== YOUR TASK ==
Omit every picture and output the rest of the records exactly as they are.
=== RAW RECORDS ===
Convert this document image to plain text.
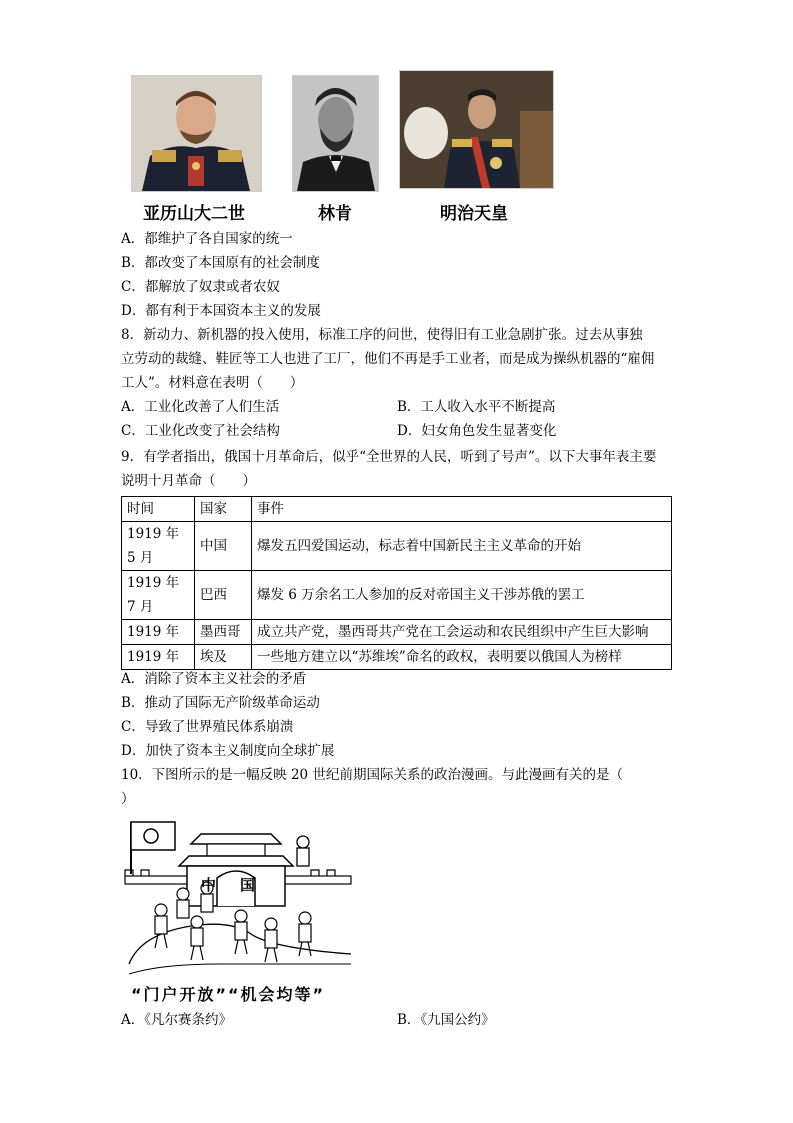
亚历山大二世	林肯	明治天皇
A．都维护了各自国家的统一
B．都改变了本国原有的社会制度
C．都解放了奴隶或者农奴
D．都有利于本国资本主义的发展
8．新动力、新机器的投入使用，标准工序的问世，使得旧有工业急剧扩张。过去从事独
立劳动的裁缝、鞋匠等工人也进了工厂，他们不再是手工业者，而是成为操纵机器的“雇佣
工人”。材料意在表明（　　）
A．工业化改善了人们生活	B．工人收入水平不断提高
C．工业化改变了社会结构	D．妇女角色发生显著变化
9．有学者指出，俄国十月革命后，似乎“全世界的人民，听到了号声”。以下大事年表主要
说明十月革命（　　）
时间	国家	事件
1919 年 5 月	中国	爆发五四爱国运动，标志着中国新民主主义革命的开始
1919 年 7 月	巴西	爆发 6 万余名工人参加的反对帝国主义干涉苏俄的罢工
1919 年	墨西哥	成立共产党，墨西哥共产党在工会运动和农民组织中产生巨大影响
1919 年	埃及	一些地方建立以“苏维埃”命名的政权，表明要以俄国人为榜样
A．消除了资本主义社会的矛盾
B．推动了国际无产阶级革命运动
C．导致了世界殖民体系崩溃
D．加快了资本主义制度向全球扩展
10．下图所示的是一幅反映 20 世纪前期国际关系的政治漫画。与此漫画有关的是（
）
中国
“门户开放”“机会均等”
A．《凡尔赛条约》	B．《九国公约》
===
== WORKED SOLUTION ==
Convert this document image to plain text.
亚历山大二世	林肯	明治天皇
A．都维护了各自国家的统一
B．都改变了本国原有的社会制度
C．都解放了奴隶或者农奴
D．都有利于本国资本主义的发展
8．新动力、新机器的投入使用，标准工序的问世，使得旧有工业急剧扩张。过去从事独
立劳动的裁缝、鞋匠等工人也进了工厂，他们不再是手工业者，而是成为操纵机器的“雇佣
工人”。材料意在表明（　　）
A．工业化改善了人们生活	B．工人收入水平不断提高
C．工业化改变了社会结构	D．妇女角色发生显著变化
9．有学者指出，俄国十月革命后，似乎“全世界的人民，听到了号声”。以下大事年表主要
说明十月革命（　　）
时间	国家	事件
1919 年 5 月	中国	爆发五四爱国运动，标志着中国新民主主义革命的开始
1919 年 7 月	巴西	爆发 6 万余名工人参加的反对帝国主义干涉苏俄的罢工
1919 年	墨西哥	成立共产党，墨西哥共产党在工会运动和农民组织中产生巨大影响
1919 年	埃及	一些地方建立以“苏维埃”命名的政权，表明要以俄国人为榜样
A．消除了资本主义社会的矛盾
B．推动了国际无产阶级革命运动
C．导致了世界殖民体系崩溃
D．加快了资本主义制度向全球扩展
10．下图所示的是一幅反映 20 世纪前期国际关系的政治漫画。与此漫画有关的是（
）
中国
“门户开放”“机会均等”
A．《凡尔赛条约》	B．《九国公约》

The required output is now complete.